=== TASK BRIEF ===
List every line in the items below that contains the word "burghers", matching its case.

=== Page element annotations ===
=======

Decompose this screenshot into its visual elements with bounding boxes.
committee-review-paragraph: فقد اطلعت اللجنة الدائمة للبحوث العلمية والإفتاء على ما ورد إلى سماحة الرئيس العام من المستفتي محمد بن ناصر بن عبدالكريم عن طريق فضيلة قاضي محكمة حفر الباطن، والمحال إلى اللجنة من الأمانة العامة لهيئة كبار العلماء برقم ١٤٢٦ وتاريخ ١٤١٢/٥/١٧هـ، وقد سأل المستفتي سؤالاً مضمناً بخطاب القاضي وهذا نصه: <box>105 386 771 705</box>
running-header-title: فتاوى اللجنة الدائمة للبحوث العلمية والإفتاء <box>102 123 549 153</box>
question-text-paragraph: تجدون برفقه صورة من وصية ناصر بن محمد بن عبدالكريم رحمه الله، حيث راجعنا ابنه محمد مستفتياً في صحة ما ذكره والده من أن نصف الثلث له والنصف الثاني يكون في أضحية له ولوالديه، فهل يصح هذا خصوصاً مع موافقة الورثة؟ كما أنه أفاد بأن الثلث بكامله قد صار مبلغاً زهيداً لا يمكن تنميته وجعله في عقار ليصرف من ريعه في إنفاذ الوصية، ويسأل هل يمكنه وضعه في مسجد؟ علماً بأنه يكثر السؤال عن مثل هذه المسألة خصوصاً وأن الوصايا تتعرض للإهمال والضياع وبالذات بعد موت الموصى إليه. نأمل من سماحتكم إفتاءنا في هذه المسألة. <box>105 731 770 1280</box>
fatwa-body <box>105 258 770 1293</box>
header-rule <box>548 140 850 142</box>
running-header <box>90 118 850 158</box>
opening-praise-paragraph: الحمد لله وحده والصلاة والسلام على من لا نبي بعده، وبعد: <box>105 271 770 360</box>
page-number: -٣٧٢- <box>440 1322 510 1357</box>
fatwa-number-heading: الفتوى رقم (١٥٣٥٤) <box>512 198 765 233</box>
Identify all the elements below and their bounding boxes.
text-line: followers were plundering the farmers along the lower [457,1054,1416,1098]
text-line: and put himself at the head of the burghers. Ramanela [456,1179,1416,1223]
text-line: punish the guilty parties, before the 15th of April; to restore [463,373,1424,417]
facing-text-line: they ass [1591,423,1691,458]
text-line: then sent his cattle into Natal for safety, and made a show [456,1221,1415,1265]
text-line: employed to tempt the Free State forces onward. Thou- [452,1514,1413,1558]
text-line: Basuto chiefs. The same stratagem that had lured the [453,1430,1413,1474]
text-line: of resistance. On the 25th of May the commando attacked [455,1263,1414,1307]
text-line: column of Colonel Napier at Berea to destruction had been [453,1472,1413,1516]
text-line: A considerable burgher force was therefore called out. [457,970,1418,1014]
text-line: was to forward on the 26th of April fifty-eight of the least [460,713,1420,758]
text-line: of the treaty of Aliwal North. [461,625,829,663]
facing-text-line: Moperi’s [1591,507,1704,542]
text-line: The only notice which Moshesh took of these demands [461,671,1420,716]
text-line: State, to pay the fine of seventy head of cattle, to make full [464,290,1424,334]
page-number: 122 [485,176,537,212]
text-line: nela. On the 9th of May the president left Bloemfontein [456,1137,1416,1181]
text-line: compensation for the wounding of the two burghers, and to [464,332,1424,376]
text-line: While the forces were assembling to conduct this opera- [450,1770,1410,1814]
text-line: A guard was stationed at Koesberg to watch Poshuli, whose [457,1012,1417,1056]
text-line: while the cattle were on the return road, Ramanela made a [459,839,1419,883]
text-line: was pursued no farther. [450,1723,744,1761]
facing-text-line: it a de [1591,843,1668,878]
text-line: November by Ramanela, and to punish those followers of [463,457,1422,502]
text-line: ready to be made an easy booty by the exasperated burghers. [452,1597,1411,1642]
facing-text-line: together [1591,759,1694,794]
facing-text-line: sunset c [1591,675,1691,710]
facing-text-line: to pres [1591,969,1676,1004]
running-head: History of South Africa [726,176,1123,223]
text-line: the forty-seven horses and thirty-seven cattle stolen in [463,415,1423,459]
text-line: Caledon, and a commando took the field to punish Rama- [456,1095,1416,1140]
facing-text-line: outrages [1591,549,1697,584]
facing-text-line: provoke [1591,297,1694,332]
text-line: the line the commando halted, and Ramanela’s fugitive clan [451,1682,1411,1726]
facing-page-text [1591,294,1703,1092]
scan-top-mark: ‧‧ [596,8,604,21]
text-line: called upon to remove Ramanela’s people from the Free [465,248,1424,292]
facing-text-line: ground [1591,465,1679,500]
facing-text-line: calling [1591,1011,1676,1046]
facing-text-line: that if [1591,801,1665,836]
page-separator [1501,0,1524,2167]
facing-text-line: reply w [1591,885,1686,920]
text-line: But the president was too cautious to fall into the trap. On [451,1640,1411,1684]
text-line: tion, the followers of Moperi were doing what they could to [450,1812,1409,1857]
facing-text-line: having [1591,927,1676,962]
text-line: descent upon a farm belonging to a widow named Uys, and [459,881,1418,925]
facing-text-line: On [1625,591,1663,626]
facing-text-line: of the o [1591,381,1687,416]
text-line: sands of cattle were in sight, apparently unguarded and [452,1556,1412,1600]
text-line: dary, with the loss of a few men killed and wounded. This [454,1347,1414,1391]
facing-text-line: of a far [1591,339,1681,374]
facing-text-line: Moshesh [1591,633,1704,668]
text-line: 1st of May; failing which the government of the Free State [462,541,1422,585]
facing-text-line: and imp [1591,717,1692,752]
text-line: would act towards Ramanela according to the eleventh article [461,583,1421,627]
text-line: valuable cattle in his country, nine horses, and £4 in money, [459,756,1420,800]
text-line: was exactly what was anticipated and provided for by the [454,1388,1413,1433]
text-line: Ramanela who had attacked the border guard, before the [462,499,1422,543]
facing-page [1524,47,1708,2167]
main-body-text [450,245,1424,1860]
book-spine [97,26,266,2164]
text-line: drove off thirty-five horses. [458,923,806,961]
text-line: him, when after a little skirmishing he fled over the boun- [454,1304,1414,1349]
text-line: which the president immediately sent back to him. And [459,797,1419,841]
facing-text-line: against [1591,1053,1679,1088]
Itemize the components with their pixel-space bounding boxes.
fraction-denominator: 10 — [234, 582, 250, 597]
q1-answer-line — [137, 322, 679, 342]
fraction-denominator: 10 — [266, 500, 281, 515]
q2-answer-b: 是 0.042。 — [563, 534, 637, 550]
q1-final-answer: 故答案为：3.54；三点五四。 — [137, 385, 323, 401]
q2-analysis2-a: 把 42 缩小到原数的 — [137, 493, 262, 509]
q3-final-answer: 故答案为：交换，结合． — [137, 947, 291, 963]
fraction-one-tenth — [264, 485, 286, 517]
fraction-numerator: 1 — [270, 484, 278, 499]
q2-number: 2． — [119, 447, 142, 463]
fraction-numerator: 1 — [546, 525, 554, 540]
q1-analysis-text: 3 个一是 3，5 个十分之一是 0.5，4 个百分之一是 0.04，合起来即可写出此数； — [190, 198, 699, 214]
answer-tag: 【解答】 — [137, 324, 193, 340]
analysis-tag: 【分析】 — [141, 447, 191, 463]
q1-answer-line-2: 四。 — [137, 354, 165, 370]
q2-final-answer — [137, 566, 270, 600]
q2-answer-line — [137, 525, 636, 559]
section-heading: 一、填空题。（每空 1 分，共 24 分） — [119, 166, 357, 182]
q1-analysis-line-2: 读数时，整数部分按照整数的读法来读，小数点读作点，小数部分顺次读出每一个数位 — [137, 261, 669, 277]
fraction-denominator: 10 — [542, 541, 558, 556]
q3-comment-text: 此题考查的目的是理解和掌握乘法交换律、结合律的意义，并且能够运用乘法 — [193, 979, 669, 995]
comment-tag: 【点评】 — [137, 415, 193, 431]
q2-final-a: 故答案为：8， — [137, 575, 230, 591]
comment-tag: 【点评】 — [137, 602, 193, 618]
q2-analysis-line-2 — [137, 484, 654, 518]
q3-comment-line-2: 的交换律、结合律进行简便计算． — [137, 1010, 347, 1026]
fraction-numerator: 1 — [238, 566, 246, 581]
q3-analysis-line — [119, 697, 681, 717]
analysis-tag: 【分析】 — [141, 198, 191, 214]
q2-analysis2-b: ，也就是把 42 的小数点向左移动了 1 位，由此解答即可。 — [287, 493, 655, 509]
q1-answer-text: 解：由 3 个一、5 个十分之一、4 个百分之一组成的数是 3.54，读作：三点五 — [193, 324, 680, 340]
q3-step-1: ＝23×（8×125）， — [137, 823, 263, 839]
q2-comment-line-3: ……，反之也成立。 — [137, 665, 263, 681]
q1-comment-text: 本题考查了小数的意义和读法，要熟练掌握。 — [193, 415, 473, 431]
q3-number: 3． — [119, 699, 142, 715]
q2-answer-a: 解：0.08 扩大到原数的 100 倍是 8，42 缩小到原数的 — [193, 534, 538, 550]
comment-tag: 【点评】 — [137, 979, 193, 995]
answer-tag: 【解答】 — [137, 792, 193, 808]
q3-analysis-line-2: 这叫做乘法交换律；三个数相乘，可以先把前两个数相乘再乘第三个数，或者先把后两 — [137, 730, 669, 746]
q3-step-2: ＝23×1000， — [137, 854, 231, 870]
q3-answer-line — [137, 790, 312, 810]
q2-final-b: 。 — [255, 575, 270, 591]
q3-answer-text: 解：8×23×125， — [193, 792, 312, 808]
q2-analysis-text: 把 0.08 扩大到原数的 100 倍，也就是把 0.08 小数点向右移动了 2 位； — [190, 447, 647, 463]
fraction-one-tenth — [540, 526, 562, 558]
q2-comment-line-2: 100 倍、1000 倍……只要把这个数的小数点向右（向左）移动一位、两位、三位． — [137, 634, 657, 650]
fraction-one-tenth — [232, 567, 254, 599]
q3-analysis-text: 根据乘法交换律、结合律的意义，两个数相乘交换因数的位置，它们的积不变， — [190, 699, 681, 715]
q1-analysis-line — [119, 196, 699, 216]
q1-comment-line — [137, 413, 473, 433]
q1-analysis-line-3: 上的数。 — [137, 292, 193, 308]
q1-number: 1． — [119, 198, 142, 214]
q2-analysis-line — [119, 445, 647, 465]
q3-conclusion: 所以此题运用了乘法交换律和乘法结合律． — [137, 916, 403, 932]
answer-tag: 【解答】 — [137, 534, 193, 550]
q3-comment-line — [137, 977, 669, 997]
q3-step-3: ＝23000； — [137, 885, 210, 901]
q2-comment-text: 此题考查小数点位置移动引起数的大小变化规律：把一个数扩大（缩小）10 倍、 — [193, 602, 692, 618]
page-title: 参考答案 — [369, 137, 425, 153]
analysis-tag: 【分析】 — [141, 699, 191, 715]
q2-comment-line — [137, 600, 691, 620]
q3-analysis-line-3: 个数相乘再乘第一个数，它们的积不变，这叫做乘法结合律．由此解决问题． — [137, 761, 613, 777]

=======

=== THE COMPLETED TASK ===
text-line: and put himself at the head of the burghers. Ramanela [456,1179,1416,1223]
text-line: compensation for the wounding of the two burghers, and to [464,332,1424,376]
text-line: ready to be made an easy booty by the exasperated burghers. [452,1597,1411,1642]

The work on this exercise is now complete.